(Data excerpts)
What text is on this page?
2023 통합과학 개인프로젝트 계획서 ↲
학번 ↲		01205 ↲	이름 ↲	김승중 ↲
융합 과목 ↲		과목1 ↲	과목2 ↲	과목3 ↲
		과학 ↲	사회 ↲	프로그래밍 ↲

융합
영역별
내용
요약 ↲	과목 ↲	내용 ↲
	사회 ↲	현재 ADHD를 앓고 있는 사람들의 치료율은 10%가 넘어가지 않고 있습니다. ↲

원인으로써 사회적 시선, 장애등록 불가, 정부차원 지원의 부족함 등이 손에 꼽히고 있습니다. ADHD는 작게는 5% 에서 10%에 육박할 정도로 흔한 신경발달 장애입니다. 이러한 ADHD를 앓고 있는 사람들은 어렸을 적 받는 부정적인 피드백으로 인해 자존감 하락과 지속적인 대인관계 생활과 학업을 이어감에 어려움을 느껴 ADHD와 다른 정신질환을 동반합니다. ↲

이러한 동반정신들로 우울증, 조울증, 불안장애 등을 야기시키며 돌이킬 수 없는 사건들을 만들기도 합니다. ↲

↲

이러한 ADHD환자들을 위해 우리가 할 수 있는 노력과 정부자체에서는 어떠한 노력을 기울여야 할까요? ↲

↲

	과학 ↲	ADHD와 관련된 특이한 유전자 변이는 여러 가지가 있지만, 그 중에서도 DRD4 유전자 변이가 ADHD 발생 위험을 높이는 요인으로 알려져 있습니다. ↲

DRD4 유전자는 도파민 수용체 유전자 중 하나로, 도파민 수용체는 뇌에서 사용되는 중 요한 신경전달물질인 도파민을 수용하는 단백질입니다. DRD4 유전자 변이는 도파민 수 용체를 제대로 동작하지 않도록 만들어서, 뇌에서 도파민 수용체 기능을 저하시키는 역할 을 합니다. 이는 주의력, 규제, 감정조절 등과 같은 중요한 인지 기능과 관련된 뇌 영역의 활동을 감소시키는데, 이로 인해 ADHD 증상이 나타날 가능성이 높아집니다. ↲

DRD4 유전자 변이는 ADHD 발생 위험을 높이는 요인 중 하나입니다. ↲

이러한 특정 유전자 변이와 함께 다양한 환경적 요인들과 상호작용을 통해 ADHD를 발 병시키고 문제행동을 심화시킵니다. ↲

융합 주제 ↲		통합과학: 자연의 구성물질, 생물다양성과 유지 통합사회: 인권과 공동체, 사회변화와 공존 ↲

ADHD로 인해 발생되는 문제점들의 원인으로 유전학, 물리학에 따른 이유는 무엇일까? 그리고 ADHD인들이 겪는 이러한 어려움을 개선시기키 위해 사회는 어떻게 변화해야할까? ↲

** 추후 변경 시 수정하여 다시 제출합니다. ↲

---

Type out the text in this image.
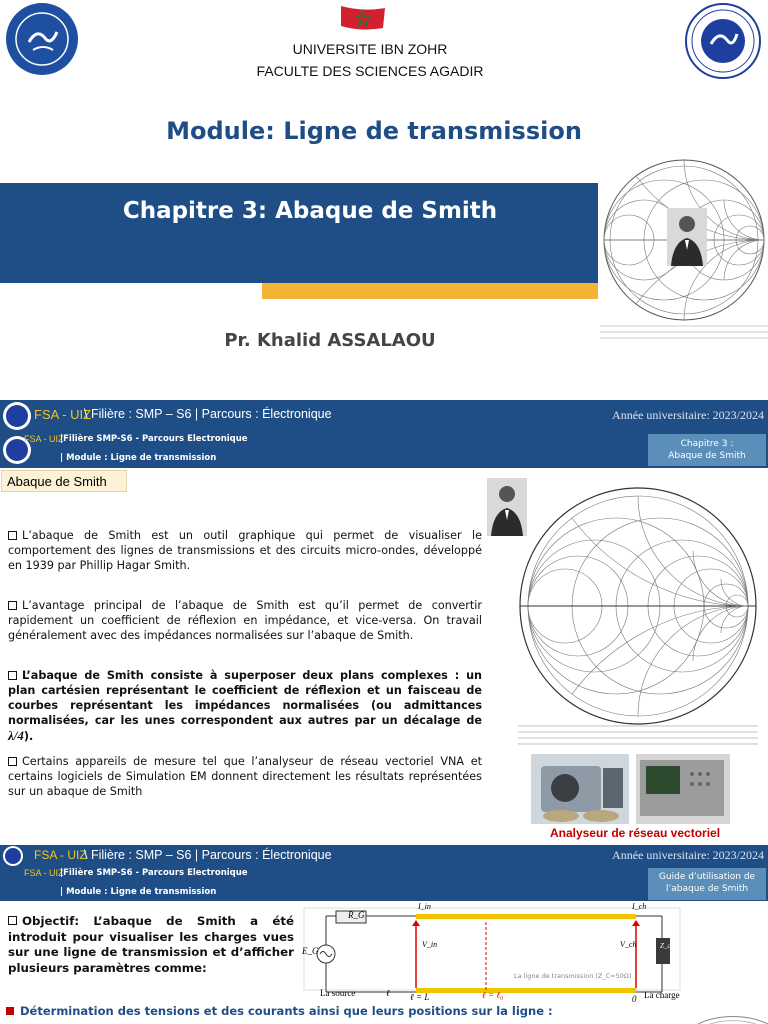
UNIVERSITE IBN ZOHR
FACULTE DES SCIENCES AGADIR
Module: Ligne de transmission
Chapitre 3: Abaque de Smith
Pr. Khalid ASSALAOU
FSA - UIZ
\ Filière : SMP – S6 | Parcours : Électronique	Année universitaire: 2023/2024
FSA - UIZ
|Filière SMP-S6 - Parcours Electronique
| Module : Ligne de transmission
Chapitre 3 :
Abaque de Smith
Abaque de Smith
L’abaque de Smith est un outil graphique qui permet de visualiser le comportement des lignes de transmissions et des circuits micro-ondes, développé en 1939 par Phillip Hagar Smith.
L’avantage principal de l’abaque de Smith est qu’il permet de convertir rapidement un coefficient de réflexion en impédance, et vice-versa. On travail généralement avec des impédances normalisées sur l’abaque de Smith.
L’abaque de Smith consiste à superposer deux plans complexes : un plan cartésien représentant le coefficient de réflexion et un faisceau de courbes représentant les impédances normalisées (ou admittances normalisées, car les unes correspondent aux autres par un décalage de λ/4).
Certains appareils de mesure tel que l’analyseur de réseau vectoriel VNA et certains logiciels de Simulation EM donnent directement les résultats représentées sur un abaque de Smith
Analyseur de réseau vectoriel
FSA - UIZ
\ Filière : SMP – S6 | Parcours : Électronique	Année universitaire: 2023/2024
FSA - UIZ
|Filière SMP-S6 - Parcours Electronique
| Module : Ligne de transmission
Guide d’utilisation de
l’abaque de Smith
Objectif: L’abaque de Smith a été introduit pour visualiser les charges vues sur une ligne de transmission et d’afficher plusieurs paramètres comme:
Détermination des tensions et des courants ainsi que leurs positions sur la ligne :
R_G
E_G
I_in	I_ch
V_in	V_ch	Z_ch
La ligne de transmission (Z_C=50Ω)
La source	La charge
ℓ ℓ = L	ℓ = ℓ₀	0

» TO BE DONE: Within the data above, count the lines that contain the string "ADHD와"; the reply is the number alone.

» EXPECTED ANSWER: 2